Work to do:
Output the material beneath this task exactly, images excluded.

---- Records provided

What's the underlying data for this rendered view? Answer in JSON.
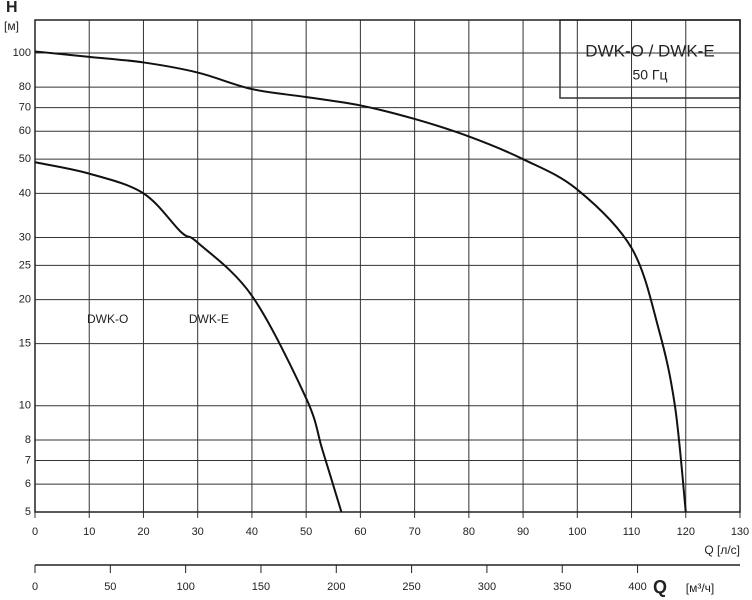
{
  "chart_data": {
    "type": "line",
    "title": "DWK-O / DWK-E",
    "subtitle": "50 Гц",
    "y_label": "H",
    "y_unit": "[м]",
    "x_label": "Q [л/с]",
    "x2_label": "Q",
    "x2_unit": "[м³/ч]",
    "y_log": true,
    "grid": true,
    "xlim": [
      0,
      130
    ],
    "xticks": [
      0,
      10,
      20,
      30,
      40,
      50,
      60,
      70,
      80,
      90,
      100,
      110,
      120,
      130
    ],
    "x2lim": [
      0,
      468
    ],
    "x2ticks": [
      0,
      50,
      100,
      150,
      200,
      250,
      300,
      350,
      400
    ],
    "ylim": [
      5,
      124
    ],
    "yticks": [
      5,
      6,
      7,
      8,
      10,
      15,
      20,
      25,
      30,
      40,
      50,
      60,
      70,
      80,
      100
    ],
    "series": [
      {
        "name": "DWK-O",
        "color": "#111111",
        "x": [
          0,
          10,
          20,
          27,
          30,
          40,
          50,
          53,
          56.5
        ],
        "values": [
          49,
          45.5,
          40,
          31,
          29,
          20.5,
          10.5,
          7.5,
          5
        ]
      },
      {
        "name": "DWK-E",
        "color": "#111111",
        "x": [
          0,
          10,
          20,
          30,
          40,
          50,
          60,
          70,
          80,
          90,
          100,
          110,
          115,
          118,
          120
        ],
        "values": [
          101,
          97.5,
          94,
          88,
          79,
          75,
          71,
          65,
          58,
          50,
          41,
          28,
          16.5,
          10,
          5
        ]
      }
    ]
  }
}
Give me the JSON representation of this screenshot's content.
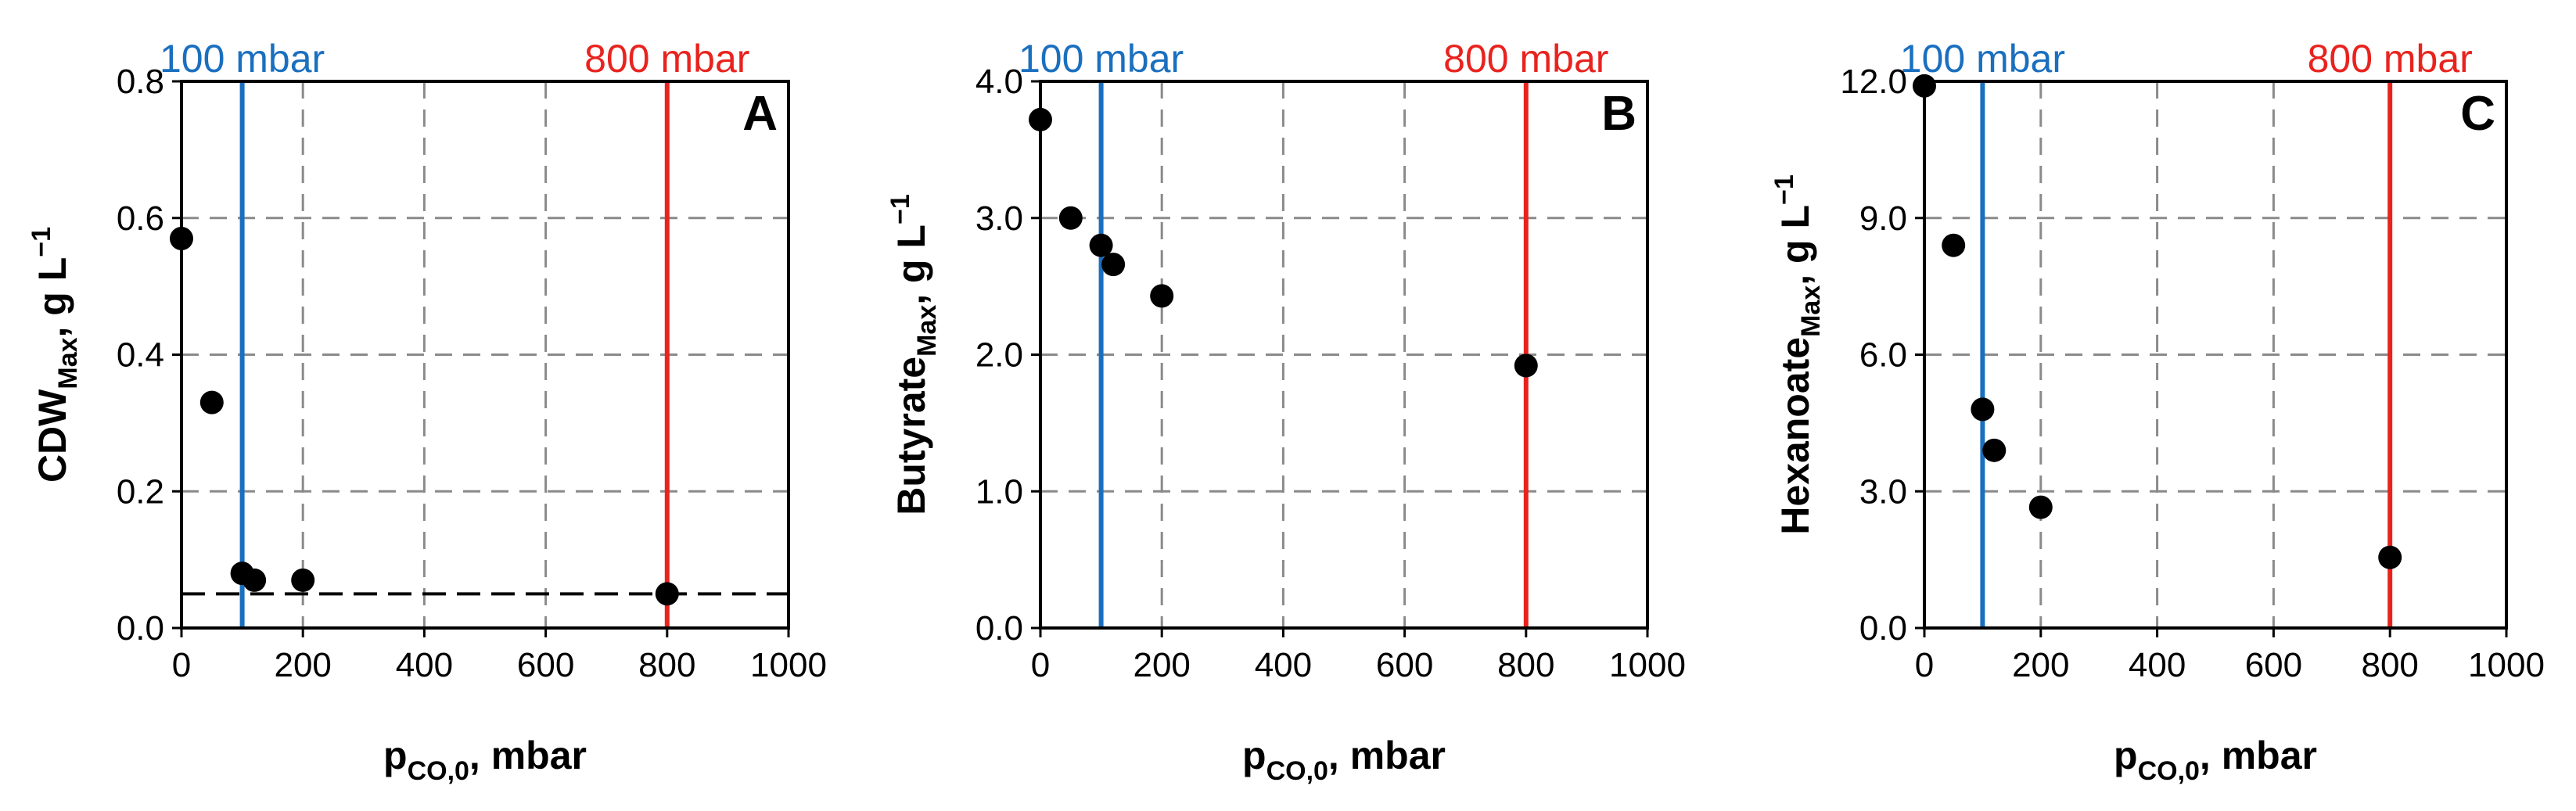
{
  "colors": {
    "ref_100": "#1a6fbf",
    "ref_800": "#e8231e",
    "marker": "#000000",
    "grid": "#8a8a8a",
    "threshold": "#000000"
  },
  "chart_data": [
    {
      "type": "scatter",
      "panel": "A",
      "xlabel": "p",
      "xlabel_sub": "CO,0",
      "xlabel_unit": ", mbar",
      "ylabel_main": "CDW",
      "ylabel_sub": "Max",
      "ylabel_unit": ", g L",
      "ylabel_sup": "−1",
      "xlim": [
        0,
        1000
      ],
      "ylim": [
        0,
        0.8
      ],
      "xticks": [
        0,
        200,
        400,
        600,
        800,
        1000
      ],
      "xtick_labels": [
        "0",
        "200",
        "400",
        "600",
        "800",
        "1000"
      ],
      "yticks": [
        0,
        0.2,
        0.4,
        0.6,
        0.8
      ],
      "ytick_labels": [
        "0.0",
        "0.2",
        "0.4",
        "0.6",
        "0.8"
      ],
      "grid": true,
      "x": [
        0,
        50,
        100,
        120,
        200,
        800
      ],
      "y": [
        0.57,
        0.33,
        0.08,
        0.07,
        0.07,
        0.05
      ],
      "reference_lines": [
        {
          "x": 100,
          "label": "100 mbar"
        },
        {
          "x": 800,
          "label": "800 mbar"
        }
      ],
      "threshold_y": 0.05
    },
    {
      "type": "scatter",
      "panel": "B",
      "xlabel": "p",
      "xlabel_sub": "CO,0",
      "xlabel_unit": ", mbar",
      "ylabel_main": "Butyrate",
      "ylabel_sub": "Max",
      "ylabel_unit": ", g L",
      "ylabel_sup": "−1",
      "xlim": [
        0,
        1000
      ],
      "ylim": [
        0,
        4
      ],
      "xticks": [
        0,
        200,
        400,
        600,
        800,
        1000
      ],
      "xtick_labels": [
        "0",
        "200",
        "400",
        "600",
        "800",
        "1000"
      ],
      "yticks": [
        0,
        1,
        2,
        3,
        4
      ],
      "ytick_labels": [
        "0.0",
        "1.0",
        "2.0",
        "3.0",
        "4.0"
      ],
      "grid": true,
      "x": [
        0,
        50,
        100,
        120,
        200,
        800
      ],
      "y": [
        3.72,
        3.0,
        2.8,
        2.66,
        2.43,
        1.92
      ],
      "reference_lines": [
        {
          "x": 100,
          "label": "100 mbar"
        },
        {
          "x": 800,
          "label": "800 mbar"
        }
      ]
    },
    {
      "type": "scatter",
      "panel": "C",
      "xlabel": "p",
      "xlabel_sub": "CO,0",
      "xlabel_unit": ", mbar",
      "ylabel_main": "Hexanoate",
      "ylabel_sub": "Max",
      "ylabel_unit": ", g L",
      "ylabel_sup": "−1",
      "xlim": [
        0,
        1000
      ],
      "ylim": [
        0,
        12
      ],
      "xticks": [
        0,
        200,
        400,
        600,
        800,
        1000
      ],
      "xtick_labels": [
        "0",
        "200",
        "400",
        "600",
        "800",
        "1000"
      ],
      "yticks": [
        0,
        3,
        6,
        9,
        12
      ],
      "ytick_labels": [
        "0.0",
        "3.0",
        "6.0",
        "9.0",
        "12.0"
      ],
      "grid": true,
      "x": [
        0,
        50,
        100,
        120,
        200,
        800
      ],
      "y": [
        11.9,
        8.4,
        4.8,
        3.9,
        2.65,
        1.55
      ],
      "reference_lines": [
        {
          "x": 100,
          "label": "100 mbar"
        },
        {
          "x": 800,
          "label": "800 mbar"
        }
      ]
    }
  ]
}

--------

Exercise response:
What's the underlying data for this rendered view? Answer in JSON.
{
  "chart_data": {
    "type": "line",
    "title": "DWK-O / DWK-E",
    "subtitle": "50 Гц",
    "y_label": "H",
    "y_unit": "[м]",
    "x_label": "Q [л/с]",
    "x2_label": "Q",
    "x2_unit": "[м³/ч]",
    "y_log": true,
    "grid": true,
    "xlim": [
      0,
      130
    ],
    "xticks": [
      0,
      10,
      20,
      30,
      40,
      50,
      60,
      70,
      80,
      90,
      100,
      110,
      120,
      130
    ],
    "x2lim": [
      0,
      468
    ],
    "x2ticks": [
      0,
      50,
      100,
      150,
      200,
      250,
      300,
      350,
      400
    ],
    "ylim": [
      5,
      124
    ],
    "yticks": [
      5,
      6,
      7,
      8,
      10,
      15,
      20,
      25,
      30,
      40,
      50,
      60,
      70,
      80,
      100
    ],
    "series": [
      {
        "name": "DWK-O",
        "color": "#111111",
        "x": [
          0,
          10,
          20,
          27,
          30,
          40,
          50,
          53,
          56.5
        ],
        "values": [
          49,
          45.5,
          40,
          31,
          29,
          20.5,
          10.5,
          7.5,
          5
        ]
      },
      {
        "name": "DWK-E",
        "color": "#111111",
        "x": [
          0,
          10,
          20,
          30,
          40,
          50,
          60,
          70,
          80,
          90,
          100,
          110,
          115,
          118,
          120
        ],
        "values": [
          101,
          97.5,
          94,
          88,
          79,
          75,
          71,
          65,
          58,
          50,
          41,
          28,
          16.5,
          10,
          5
        ]
      }
    ]
  }
}
Give me the JSON representation of this screenshot's content.
{
  "colors": {
    "ref_100": "#1a6fbf",
    "ref_800": "#e8231e",
    "marker": "#000000",
    "grid": "#8a8a8a",
    "threshold": "#000000"
  },
  "chart_data": [
    {
      "type": "scatter",
      "panel": "A",
      "xlabel": "p",
      "xlabel_sub": "CO,0",
      "xlabel_unit": ", mbar",
      "ylabel_main": "CDW",
      "ylabel_sub": "Max",
      "ylabel_unit": ", g L",
      "ylabel_sup": "−1",
      "xlim": [
        0,
        1000
      ],
      "ylim": [
        0,
        0.8
      ],
      "xticks": [
        0,
        200,
        400,
        600,
        800,
        1000
      ],
      "xtick_labels": [
        "0",
        "200",
        "400",
        "600",
        "800",
        "1000"
      ],
      "yticks": [
        0,
        0.2,
        0.4,
        0.6,
        0.8
      ],
      "ytick_labels": [
        "0.0",
        "0.2",
        "0.4",
        "0.6",
        "0.8"
      ],
      "grid": true,
      "x": [
        0,
        50,
        100,
        120,
        200,
        800
      ],
      "y": [
        0.57,
        0.33,
        0.08,
        0.07,
        0.07,
        0.05
      ],
      "reference_lines": [
        {
          "x": 100,
          "label": "100 mbar"
        },
        {
          "x": 800,
          "label": "800 mbar"
        }
      ],
      "threshold_y": 0.05
    },
    {
      "type": "scatter",
      "panel": "B",
      "xlabel": "p",
      "xlabel_sub": "CO,0",
      "xlabel_unit": ", mbar",
      "ylabel_main": "Butyrate",
      "ylabel_sub": "Max",
      "ylabel_unit": ", g L",
      "ylabel_sup": "−1",
      "xlim": [
        0,
        1000
      ],
      "ylim": [
        0,
        4
      ],
      "xticks": [
        0,
        200,
        400,
        600,
        800,
        1000
      ],
      "xtick_labels": [
        "0",
        "200",
        "400",
        "600",
        "800",
        "1000"
      ],
      "yticks": [
        0,
        1,
        2,
        3,
        4
      ],
      "ytick_labels": [
        "0.0",
        "1.0",
        "2.0",
        "3.0",
        "4.0"
      ],
      "grid": true,
      "x": [
        0,
        50,
        100,
        120,
        200,
        800
      ],
      "y": [
        3.72,
        3.0,
        2.8,
        2.66,
        2.43,
        1.92
      ],
      "reference_lines": [
        {
          "x": 100,
          "label": "100 mbar"
        },
        {
          "x": 800,
          "label": "800 mbar"
        }
      ]
    },
    {
      "type": "scatter",
      "panel": "C",
      "xlabel": "p",
      "xlabel_sub": "CO,0",
      "xlabel_unit": ", mbar",
      "ylabel_main": "Hexanoate",
      "ylabel_sub": "Max",
      "ylabel_unit": ", g L",
      "ylabel_sup": "−1",
      "xlim": [
        0,
        1000
      ],
      "ylim": [
        0,
        12
      ],
      "xticks": [
        0,
        200,
        400,
        600,
        800,
        1000
      ],
      "xtick_labels": [
        "0",
        "200",
        "400",
        "600",
        "800",
        "1000"
      ],
      "yticks": [
        0,
        3,
        6,
        9,
        12
      ],
      "ytick_labels": [
        "0.0",
        "3.0",
        "6.0",
        "9.0",
        "12.0"
      ],
      "grid": true,
      "x": [
        0,
        50,
        100,
        120,
        200,
        800
      ],
      "y": [
        11.9,
        8.4,
        4.8,
        3.9,
        2.65,
        1.55
      ],
      "reference_lines": [
        {
          "x": 100,
          "label": "100 mbar"
        },
        {
          "x": 800,
          "label": "800 mbar"
        }
      ]
    }
  ]
}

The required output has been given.